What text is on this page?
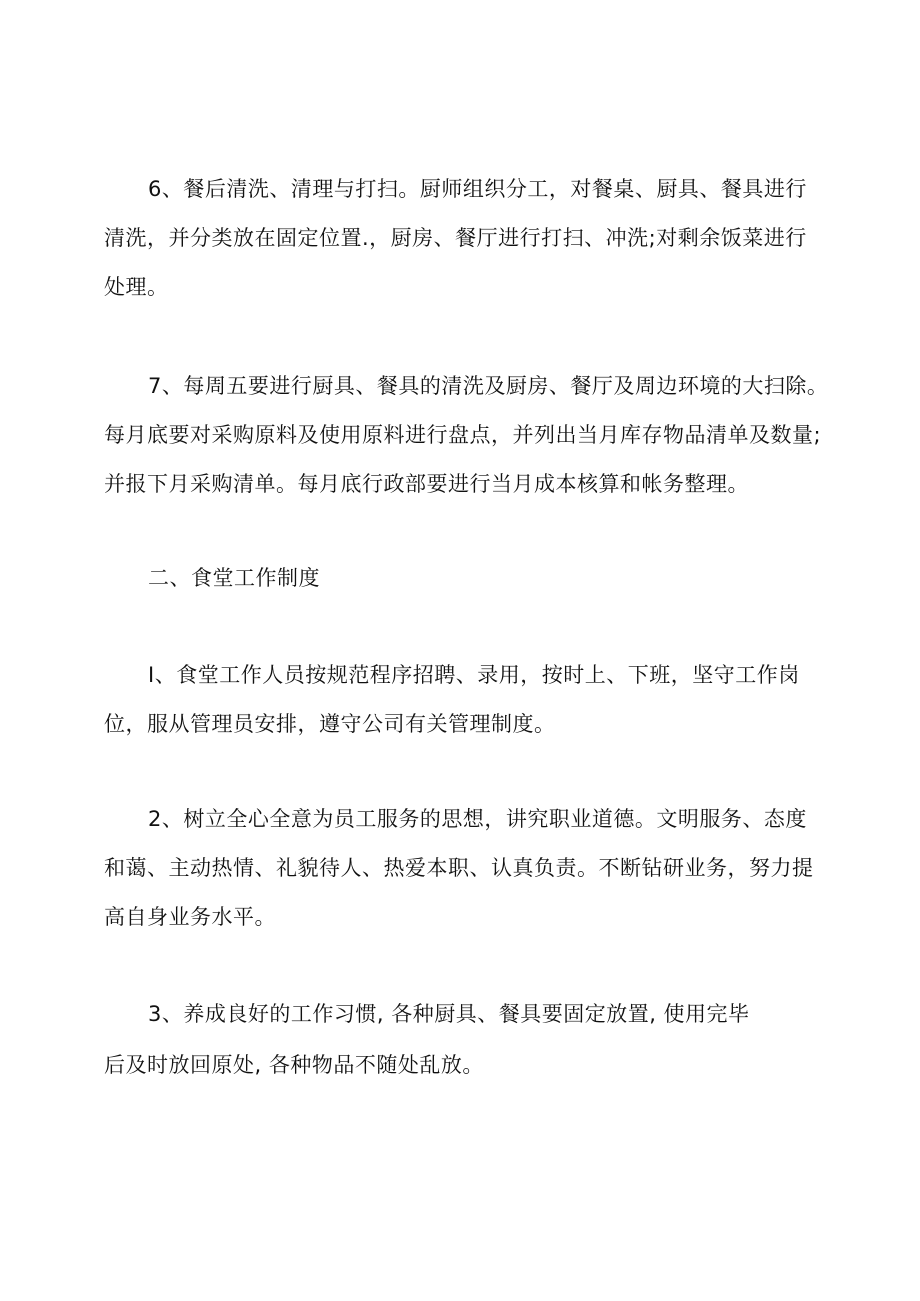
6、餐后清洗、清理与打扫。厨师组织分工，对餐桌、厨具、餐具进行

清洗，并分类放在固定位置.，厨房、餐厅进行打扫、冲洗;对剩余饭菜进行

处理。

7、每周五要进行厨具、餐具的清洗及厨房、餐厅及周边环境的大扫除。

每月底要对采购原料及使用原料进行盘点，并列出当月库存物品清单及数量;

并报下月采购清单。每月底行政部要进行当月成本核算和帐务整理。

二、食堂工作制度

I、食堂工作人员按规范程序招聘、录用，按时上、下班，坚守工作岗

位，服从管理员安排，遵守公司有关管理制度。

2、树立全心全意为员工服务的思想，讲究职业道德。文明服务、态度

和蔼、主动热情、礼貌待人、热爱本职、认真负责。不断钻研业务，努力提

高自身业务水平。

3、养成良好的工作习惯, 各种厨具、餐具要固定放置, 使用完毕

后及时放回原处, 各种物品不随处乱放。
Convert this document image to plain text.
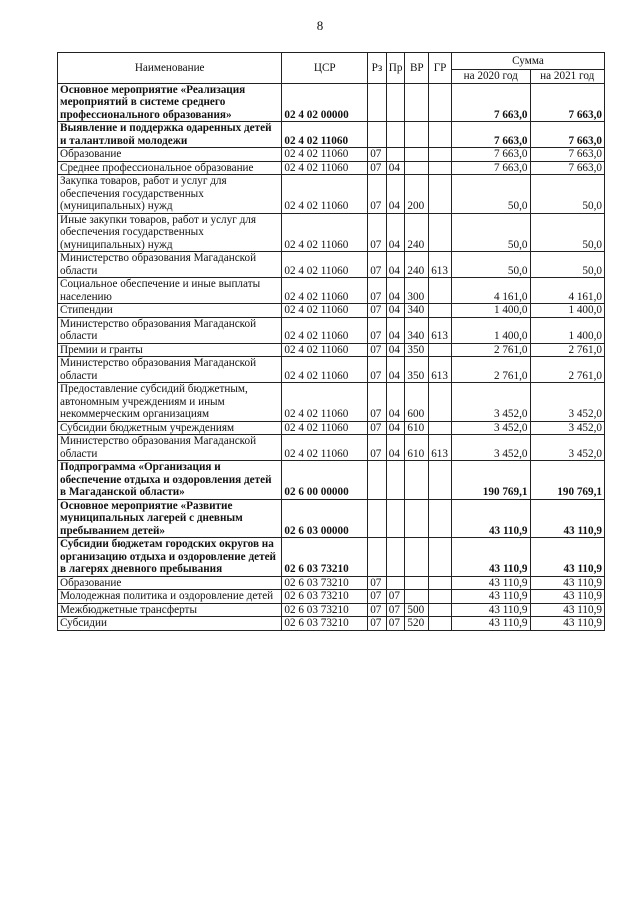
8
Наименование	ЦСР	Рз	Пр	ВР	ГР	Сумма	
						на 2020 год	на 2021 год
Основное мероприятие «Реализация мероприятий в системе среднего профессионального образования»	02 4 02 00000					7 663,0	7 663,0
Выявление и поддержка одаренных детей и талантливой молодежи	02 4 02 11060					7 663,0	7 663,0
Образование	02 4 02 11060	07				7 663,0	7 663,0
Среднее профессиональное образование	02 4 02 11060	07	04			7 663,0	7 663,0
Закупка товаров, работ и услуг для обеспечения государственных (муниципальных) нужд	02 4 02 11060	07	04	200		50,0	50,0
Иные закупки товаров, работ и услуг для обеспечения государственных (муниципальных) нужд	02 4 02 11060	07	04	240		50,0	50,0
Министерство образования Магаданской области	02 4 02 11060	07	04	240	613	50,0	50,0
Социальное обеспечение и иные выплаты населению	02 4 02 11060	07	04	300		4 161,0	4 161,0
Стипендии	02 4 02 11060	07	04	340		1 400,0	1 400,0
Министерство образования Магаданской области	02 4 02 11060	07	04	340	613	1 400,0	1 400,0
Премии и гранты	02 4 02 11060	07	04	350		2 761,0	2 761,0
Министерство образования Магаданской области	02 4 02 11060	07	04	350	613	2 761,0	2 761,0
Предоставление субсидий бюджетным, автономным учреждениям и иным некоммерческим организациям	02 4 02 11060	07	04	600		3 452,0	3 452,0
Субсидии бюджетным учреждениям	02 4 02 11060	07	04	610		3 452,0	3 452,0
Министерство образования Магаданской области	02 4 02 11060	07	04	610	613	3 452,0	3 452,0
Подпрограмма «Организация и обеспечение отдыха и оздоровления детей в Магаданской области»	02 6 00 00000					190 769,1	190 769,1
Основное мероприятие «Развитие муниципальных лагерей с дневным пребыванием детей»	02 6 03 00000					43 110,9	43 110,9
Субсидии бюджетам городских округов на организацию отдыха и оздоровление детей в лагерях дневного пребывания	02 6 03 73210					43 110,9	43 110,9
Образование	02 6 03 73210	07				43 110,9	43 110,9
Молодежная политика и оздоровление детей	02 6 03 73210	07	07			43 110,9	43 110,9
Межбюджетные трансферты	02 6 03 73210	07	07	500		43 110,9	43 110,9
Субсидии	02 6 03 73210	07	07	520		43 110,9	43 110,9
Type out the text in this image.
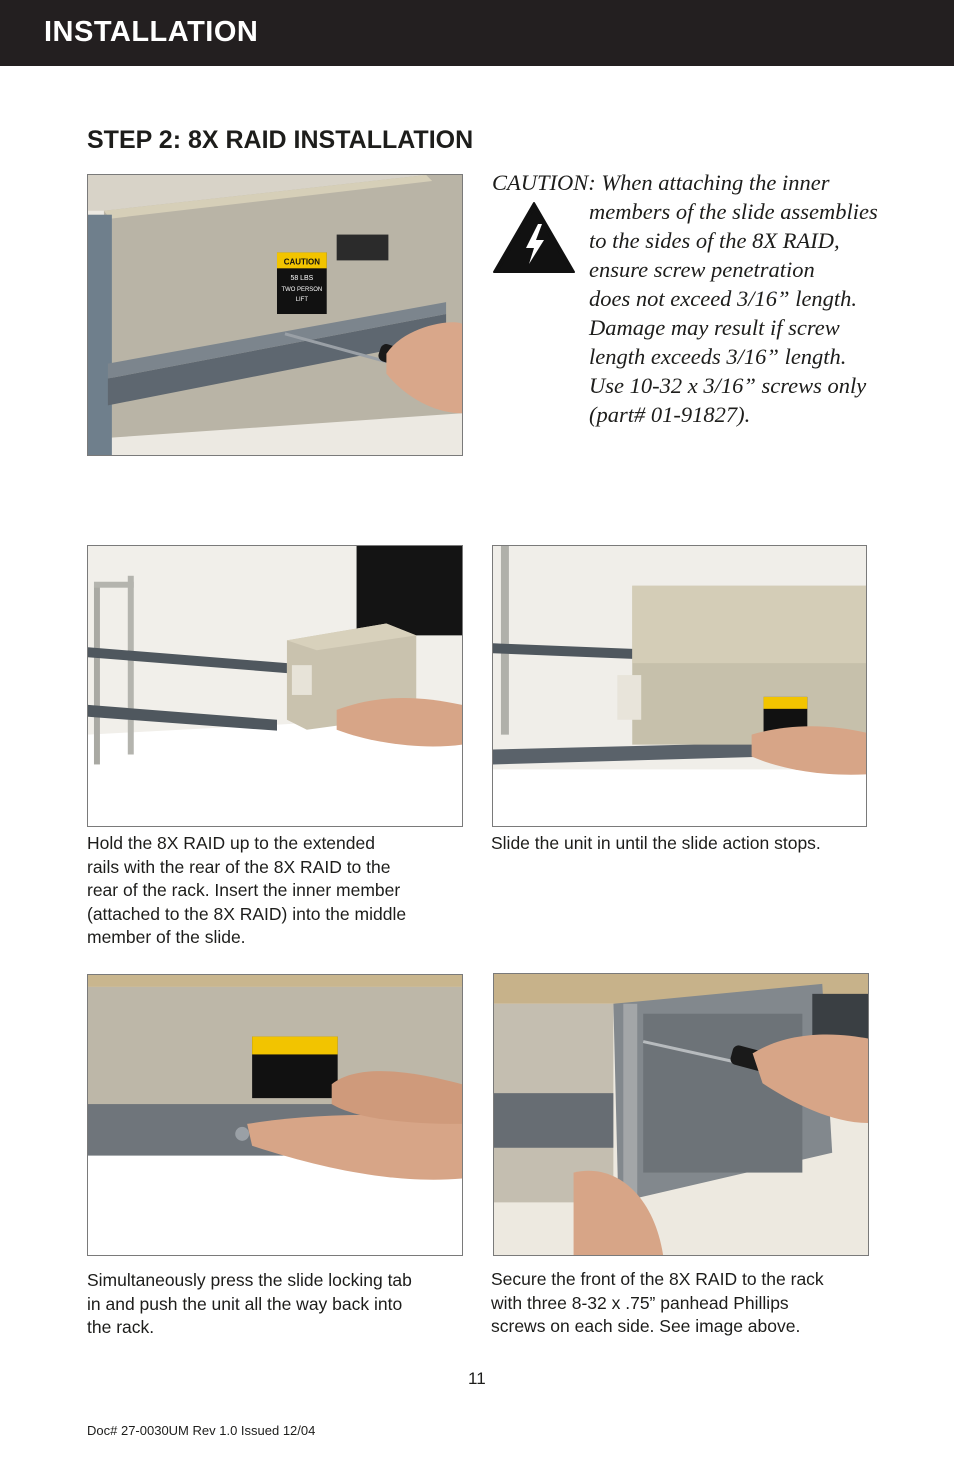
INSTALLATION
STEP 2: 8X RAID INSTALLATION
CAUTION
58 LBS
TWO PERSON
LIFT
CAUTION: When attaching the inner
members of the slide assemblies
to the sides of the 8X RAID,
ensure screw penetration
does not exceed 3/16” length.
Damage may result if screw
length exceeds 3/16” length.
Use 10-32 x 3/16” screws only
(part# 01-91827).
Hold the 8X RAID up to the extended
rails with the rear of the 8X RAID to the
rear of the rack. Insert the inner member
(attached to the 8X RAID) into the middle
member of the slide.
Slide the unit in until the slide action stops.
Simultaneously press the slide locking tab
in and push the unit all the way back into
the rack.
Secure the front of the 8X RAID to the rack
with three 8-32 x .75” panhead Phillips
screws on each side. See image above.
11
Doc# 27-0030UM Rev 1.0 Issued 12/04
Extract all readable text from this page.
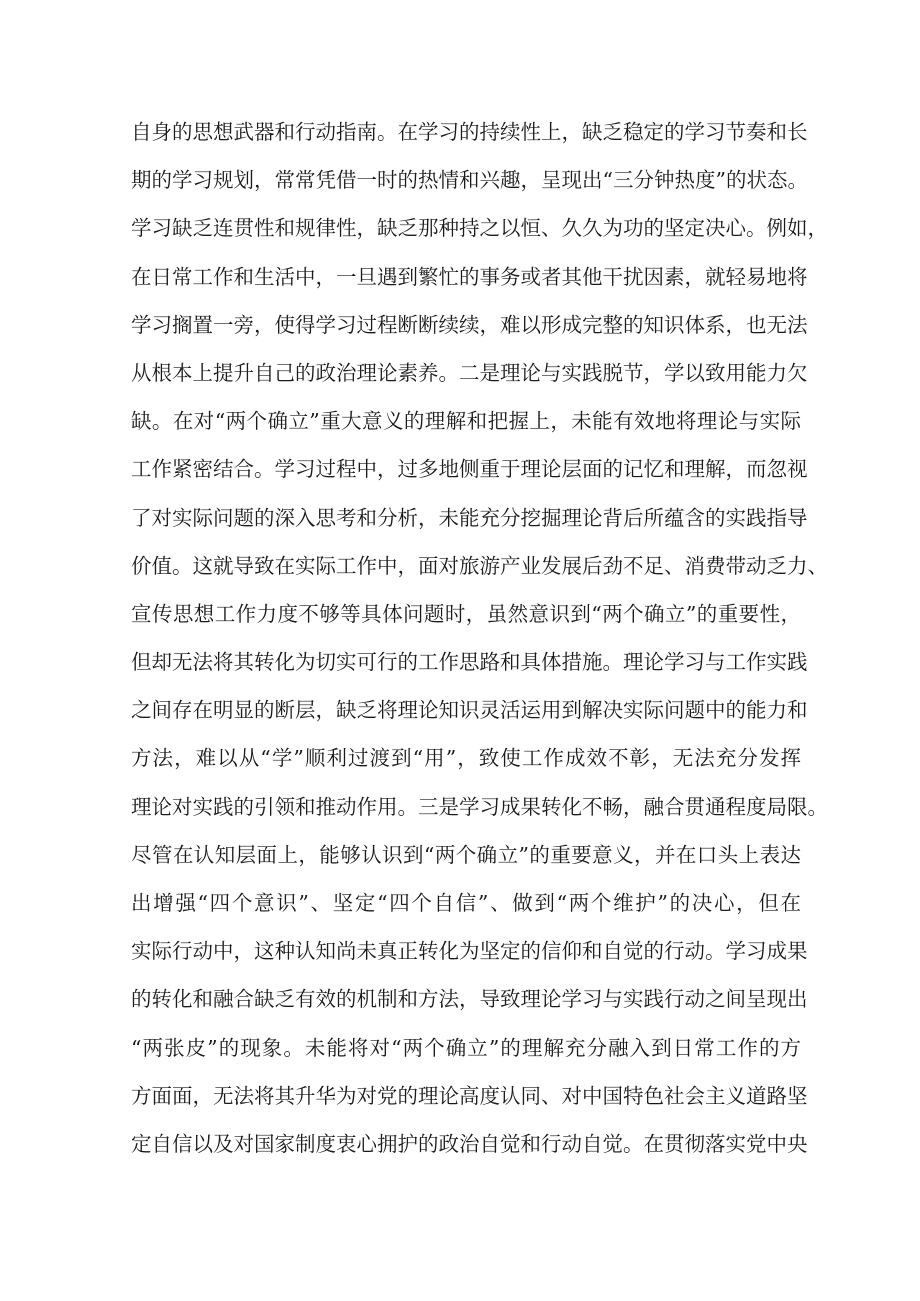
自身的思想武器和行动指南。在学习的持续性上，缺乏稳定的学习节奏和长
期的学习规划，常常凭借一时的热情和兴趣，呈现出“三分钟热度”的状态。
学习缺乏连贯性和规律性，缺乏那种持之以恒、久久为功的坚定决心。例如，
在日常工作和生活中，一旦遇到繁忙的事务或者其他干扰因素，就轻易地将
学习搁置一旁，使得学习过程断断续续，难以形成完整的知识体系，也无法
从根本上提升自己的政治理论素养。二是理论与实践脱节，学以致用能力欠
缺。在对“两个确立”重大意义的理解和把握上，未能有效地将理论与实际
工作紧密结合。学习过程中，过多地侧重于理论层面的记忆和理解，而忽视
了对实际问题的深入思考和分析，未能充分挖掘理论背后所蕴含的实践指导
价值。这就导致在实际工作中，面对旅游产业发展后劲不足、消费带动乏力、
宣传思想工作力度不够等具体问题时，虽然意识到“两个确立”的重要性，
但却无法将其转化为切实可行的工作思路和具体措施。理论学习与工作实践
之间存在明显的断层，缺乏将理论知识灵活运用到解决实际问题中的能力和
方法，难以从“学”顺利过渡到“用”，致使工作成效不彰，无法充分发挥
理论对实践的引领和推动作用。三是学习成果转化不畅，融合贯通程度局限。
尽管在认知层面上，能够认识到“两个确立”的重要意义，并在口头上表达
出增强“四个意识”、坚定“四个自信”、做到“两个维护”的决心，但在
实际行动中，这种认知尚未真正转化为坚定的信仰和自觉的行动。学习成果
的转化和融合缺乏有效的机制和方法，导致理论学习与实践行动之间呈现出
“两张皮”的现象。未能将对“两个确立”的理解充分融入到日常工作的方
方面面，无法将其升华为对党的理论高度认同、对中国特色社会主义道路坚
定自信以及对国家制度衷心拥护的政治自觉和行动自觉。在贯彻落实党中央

════════════════

● **DIRECTIONS FOR THIS TASK**
A faithful copy of the records above is needed, with the pictures left out.

● **EXPECTED ANSWER**
What text is on this page?
6、餐后清洗、清理与打扫。厨师组织分工，对餐桌、厨具、餐具进行

清洗，并分类放在固定位置.，厨房、餐厅进行打扫、冲洗;对剩余饭菜进行

处理。

7、每周五要进行厨具、餐具的清洗及厨房、餐厅及周边环境的大扫除。

每月底要对采购原料及使用原料进行盘点，并列出当月库存物品清单及数量;

并报下月采购清单。每月底行政部要进行当月成本核算和帐务整理。

二、食堂工作制度

I、食堂工作人员按规范程序招聘、录用，按时上、下班，坚守工作岗

位，服从管理员安排，遵守公司有关管理制度。

2、树立全心全意为员工服务的思想，讲究职业道德。文明服务、态度

和蔼、主动热情、礼貌待人、热爱本职、认真负责。不断钻研业务，努力提

高自身业务水平。

3、养成良好的工作习惯, 各种厨具、餐具要固定放置, 使用完毕

后及时放回原处, 各种物品不随处乱放。
Convert this document image to plain text.
8
Наименование	ЦСР	Рз	Пр	ВР	ГР	Сумма	
						на 2020 год	на 2021 год
Основное мероприятие «Реализация мероприятий в системе среднего профессионального образования»	02 4 02 00000					7 663,0	7 663,0
Выявление и поддержка одаренных детей и талантливой молодежи	02 4 02 11060					7 663,0	7 663,0
Образование	02 4 02 11060	07				7 663,0	7 663,0
Среднее профессиональное образование	02 4 02 11060	07	04			7 663,0	7 663,0
Закупка товаров, работ и услуг для обеспечения государственных (муниципальных) нужд	02 4 02 11060	07	04	200		50,0	50,0
Иные закупки товаров, работ и услуг для обеспечения государственных (муниципальных) нужд	02 4 02 11060	07	04	240		50,0	50,0
Министерство образования Магаданской области	02 4 02 11060	07	04	240	613	50,0	50,0
Социальное обеспечение и иные выплаты населению	02 4 02 11060	07	04	300		4 161,0	4 161,0
Стипендии	02 4 02 11060	07	04	340		1 400,0	1 400,0
Министерство образования Магаданской области	02 4 02 11060	07	04	340	613	1 400,0	1 400,0
Премии и гранты	02 4 02 11060	07	04	350		2 761,0	2 761,0
Министерство образования Магаданской области	02 4 02 11060	07	04	350	613	2 761,0	2 761,0
Предоставление субсидий бюджетным, автономным учреждениям и иным некоммерческим организациям	02 4 02 11060	07	04	600		3 452,0	3 452,0
Субсидии бюджетным учреждениям	02 4 02 11060	07	04	610		3 452,0	3 452,0
Министерство образования Магаданской области	02 4 02 11060	07	04	610	613	3 452,0	3 452,0
Подпрограмма «Организация и обеспечение отдыха и оздоровления детей в Магаданской области»	02 6 00 00000					190 769,1	190 769,1
Основное мероприятие «Развитие муниципальных лагерей с дневным пребыванием детей»	02 6 03 00000					43 110,9	43 110,9
Субсидии бюджетам городских округов на организацию отдыха и оздоровление детей в лагерях дневного пребывания	02 6 03 73210					43 110,9	43 110,9
Образование	02 6 03 73210	07				43 110,9	43 110,9
Молодежная политика и оздоровление детей	02 6 03 73210	07	07			43 110,9	43 110,9
Межбюджетные трансферты	02 6 03 73210	07	07	500		43 110,9	43 110,9
Субсидии	02 6 03 73210	07	07	520		43 110,9	43 110,9
Type out the text in this image.
INSTALLATION
STEP 2: 8X RAID INSTALLATION
CAUTION
58 LBS
TWO PERSON
LIFT
CAUTION: When attaching the inner
members of the slide assemblies
to the sides of the 8X RAID,
ensure screw penetration
does not exceed 3/16” length.
Damage may result if screw
length exceeds 3/16” length.
Use 10-32 x 3/16” screws only
(part# 01-91827).
Hold the 8X RAID up to the extended
rails with the rear of the 8X RAID to the
rear of the rack. Insert the inner member
(attached to the 8X RAID) into the middle
member of the slide.
Slide the unit in until the slide action stops.
Simultaneously press the slide locking tab
in and push the unit all the way back into
the rack.
Secure the front of the 8X RAID to the rack
with three 8-32 x .75” panhead Phillips
screws on each side. See image above.
11
Doc# 27-0030UM Rev 1.0 Issued 12/04
Extract all readable text from this page.
自身的思想武器和行动指南。在学习的持续性上，缺乏稳定的学习节奏和长
期的学习规划，常常凭借一时的热情和兴趣，呈现出“三分钟热度”的状态。
学习缺乏连贯性和规律性，缺乏那种持之以恒、久久为功的坚定决心。例如，
在日常工作和生活中，一旦遇到繁忙的事务或者其他干扰因素，就轻易地将
学习搁置一旁，使得学习过程断断续续，难以形成完整的知识体系，也无法
从根本上提升自己的政治理论素养。二是理论与实践脱节，学以致用能力欠
缺。在对“两个确立”重大意义的理解和把握上，未能有效地将理论与实际
工作紧密结合。学习过程中，过多地侧重于理论层面的记忆和理解，而忽视
了对实际问题的深入思考和分析，未能充分挖掘理论背后所蕴含的实践指导
价值。这就导致在实际工作中，面对旅游产业发展后劲不足、消费带动乏力、
宣传思想工作力度不够等具体问题时，虽然意识到“两个确立”的重要性，
但却无法将其转化为切实可行的工作思路和具体措施。理论学习与工作实践
之间存在明显的断层，缺乏将理论知识灵活运用到解决实际问题中的能力和
方法，难以从“学”顺利过渡到“用”，致使工作成效不彰，无法充分发挥
理论对实践的引领和推动作用。三是学习成果转化不畅，融合贯通程度局限。
尽管在认知层面上，能够认识到“两个确立”的重要意义，并在口头上表达
出增强“四个意识”、坚定“四个自信”、做到“两个维护”的决心，但在
实际行动中，这种认知尚未真正转化为坚定的信仰和自觉的行动。学习成果
的转化和融合缺乏有效的机制和方法，导致理论学习与实践行动之间呈现出
“两张皮”的现象。未能将对“两个确立”的理解充分融入到日常工作的方
方面面，无法将其升华为对党的理论高度认同、对中国特色社会主义道路坚
定自信以及对国家制度衷心拥护的政治自觉和行动自觉。在贯彻落实党中央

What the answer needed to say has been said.